| THE EXERCISE |
Reproduce every line of the listing as written, apart from the pictures.

(Dataset entries)
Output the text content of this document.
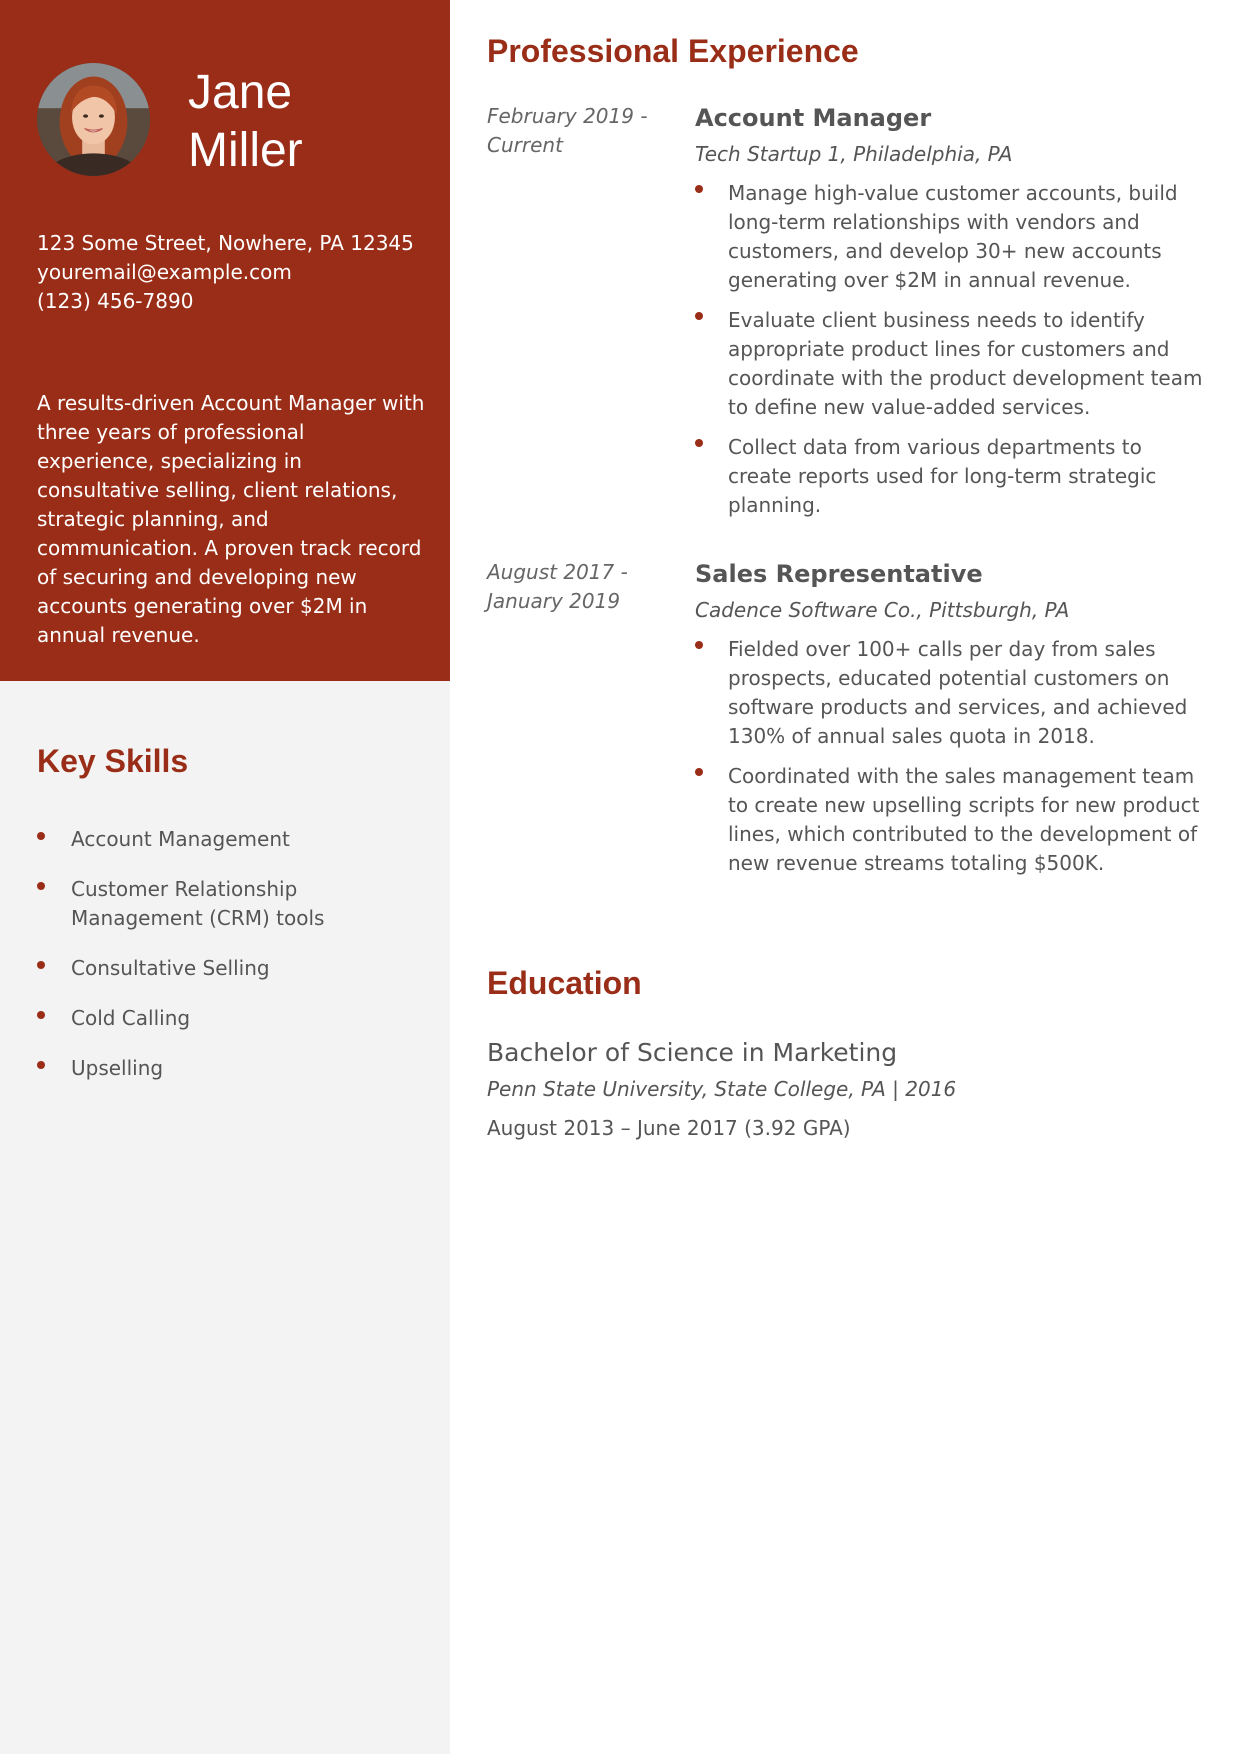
Jane
Miller
123 Some Street, Nowhere, PA 12345
youremail@example.com
(123) 456-7890

A results-driven Account Manager with three years of professional experience, specializing in consultative selling, client relations, strategic planning, and communication. A proven track record of securing and developing new accounts generating over $2M in annual revenue.

Key Skills
Account Management
Customer Relationship Management (CRM) tools
Consultative Selling
Cold Calling
Upselling
Professional Experience
February 2019 - Current
Account Manager
Tech Startup 1, Philadelphia, PA
Manage high-value customer accounts, build long-term relationships with vendors and customers, and develop 30+ new accounts generating over $2M in annual revenue.
Evaluate client business needs to identify appropriate product lines for customers and coordinate with the product development team to define new value-added services.
Collect data from various departments to create reports used for long-term strategic planning.
August 2017 - January 2019
Sales Representative
Cadence Software Co., Pittsburgh, PA
Fielded over 100+ calls per day from sales prospects, educated potential customers on software products and services, and achieved 130% of annual sales quota in 2018.
Coordinated with the sales management team to create new upselling scripts for new product lines, which contributed to the development of new revenue streams totaling $500K.
Education
Bachelor of Science in Marketing
Penn State University, State College, PA | 2016
August 2013 – June 2017 (3.92 GPA)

| RESPONSE TO THIS EXERCISE |
Output the text content of this document.
Jane
Miller
123 Some Street, Nowhere, PA 12345
youremail@example.com
(123) 456-7890

A results-driven Account Manager with three years of professional experience, specializing in consultative selling, client relations, strategic planning, and communication. A proven track record of securing and developing new accounts generating over $2M in annual revenue.

Key Skills
Account Management
Customer Relationship Management (CRM) tools
Consultative Selling
Cold Calling
Upselling
Professional Experience
February 2019 - Current
Account Manager
Tech Startup 1, Philadelphia, PA
Manage high-value customer accounts, build long-term relationships with vendors and customers, and develop 30+ new accounts generating over $2M in annual revenue.
Evaluate client business needs to identify appropriate product lines for customers and coordinate with the product development team to define new value-added services.
Collect data from various departments to create reports used for long-term strategic planning.
August 2017 - January 2019
Sales Representative
Cadence Software Co., Pittsburgh, PA
Fielded over 100+ calls per day from sales prospects, educated potential customers on software products and services, and achieved 130% of annual sales quota in 2018.
Coordinated with the sales management team to create new upselling scripts for new product lines, which contributed to the development of new revenue streams totaling $500K.
Education
Bachelor of Science in Marketing
Penn State University, State College, PA | 2016
August 2013 – June 2017 (3.92 GPA)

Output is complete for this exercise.